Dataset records
===============
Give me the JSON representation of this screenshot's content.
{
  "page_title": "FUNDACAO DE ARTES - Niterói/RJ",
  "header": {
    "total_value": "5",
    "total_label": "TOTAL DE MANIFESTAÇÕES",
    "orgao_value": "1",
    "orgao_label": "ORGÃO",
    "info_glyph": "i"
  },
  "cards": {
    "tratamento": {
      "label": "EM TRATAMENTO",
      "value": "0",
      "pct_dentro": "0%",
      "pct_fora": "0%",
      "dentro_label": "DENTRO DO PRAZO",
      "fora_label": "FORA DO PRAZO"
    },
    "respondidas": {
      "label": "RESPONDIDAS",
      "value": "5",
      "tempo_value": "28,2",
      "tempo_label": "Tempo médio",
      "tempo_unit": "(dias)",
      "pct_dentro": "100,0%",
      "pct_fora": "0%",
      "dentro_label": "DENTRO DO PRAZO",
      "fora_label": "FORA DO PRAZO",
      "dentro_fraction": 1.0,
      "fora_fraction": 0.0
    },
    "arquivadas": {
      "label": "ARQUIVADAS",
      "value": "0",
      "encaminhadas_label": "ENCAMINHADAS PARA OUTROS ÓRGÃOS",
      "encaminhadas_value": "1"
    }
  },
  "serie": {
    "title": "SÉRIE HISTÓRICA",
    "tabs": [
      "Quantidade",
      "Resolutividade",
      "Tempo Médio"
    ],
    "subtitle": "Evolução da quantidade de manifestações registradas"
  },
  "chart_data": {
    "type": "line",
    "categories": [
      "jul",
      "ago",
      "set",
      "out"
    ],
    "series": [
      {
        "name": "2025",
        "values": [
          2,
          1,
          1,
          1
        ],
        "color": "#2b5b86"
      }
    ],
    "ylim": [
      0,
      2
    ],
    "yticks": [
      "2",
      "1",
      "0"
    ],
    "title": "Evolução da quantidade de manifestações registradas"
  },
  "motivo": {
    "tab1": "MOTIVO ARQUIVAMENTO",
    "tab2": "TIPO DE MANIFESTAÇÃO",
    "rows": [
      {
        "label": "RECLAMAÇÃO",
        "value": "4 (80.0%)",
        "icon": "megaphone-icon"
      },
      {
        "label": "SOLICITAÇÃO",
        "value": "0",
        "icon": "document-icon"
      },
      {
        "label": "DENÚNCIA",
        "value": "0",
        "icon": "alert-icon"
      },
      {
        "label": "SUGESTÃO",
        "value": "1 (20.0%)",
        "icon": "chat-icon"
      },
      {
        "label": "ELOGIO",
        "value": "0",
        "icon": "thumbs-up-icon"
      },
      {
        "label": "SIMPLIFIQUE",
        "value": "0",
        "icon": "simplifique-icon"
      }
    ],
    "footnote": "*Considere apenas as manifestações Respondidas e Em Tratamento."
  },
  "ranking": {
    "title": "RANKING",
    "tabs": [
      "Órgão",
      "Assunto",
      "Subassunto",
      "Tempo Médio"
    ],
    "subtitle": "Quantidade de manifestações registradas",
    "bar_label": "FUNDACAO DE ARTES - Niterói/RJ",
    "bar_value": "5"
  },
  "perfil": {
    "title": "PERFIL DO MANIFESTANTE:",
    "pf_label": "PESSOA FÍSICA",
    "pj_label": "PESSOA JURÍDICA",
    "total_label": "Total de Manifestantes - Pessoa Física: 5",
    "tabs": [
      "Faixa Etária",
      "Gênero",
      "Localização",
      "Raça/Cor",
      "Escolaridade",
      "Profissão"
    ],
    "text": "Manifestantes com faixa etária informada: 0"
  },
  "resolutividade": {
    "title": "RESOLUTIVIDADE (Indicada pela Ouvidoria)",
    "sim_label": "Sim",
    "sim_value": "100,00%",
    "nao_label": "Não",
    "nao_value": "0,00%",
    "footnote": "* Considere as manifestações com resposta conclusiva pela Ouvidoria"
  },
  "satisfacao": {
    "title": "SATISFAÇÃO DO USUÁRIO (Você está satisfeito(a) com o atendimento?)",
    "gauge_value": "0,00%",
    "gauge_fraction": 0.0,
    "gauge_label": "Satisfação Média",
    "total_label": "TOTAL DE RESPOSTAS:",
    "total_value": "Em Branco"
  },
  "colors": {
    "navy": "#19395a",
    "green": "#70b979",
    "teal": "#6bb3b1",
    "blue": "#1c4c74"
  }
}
===============
What is asked
Where a line in the material contains "icon", copy that line.

Task solution
        "icon": "megaphone-icon"
        "icon": "document-icon"
        "icon": "alert-icon"
        "icon": "chat-icon"
        "icon": "thumbs-up-icon"
        "icon": "simplifique-icon"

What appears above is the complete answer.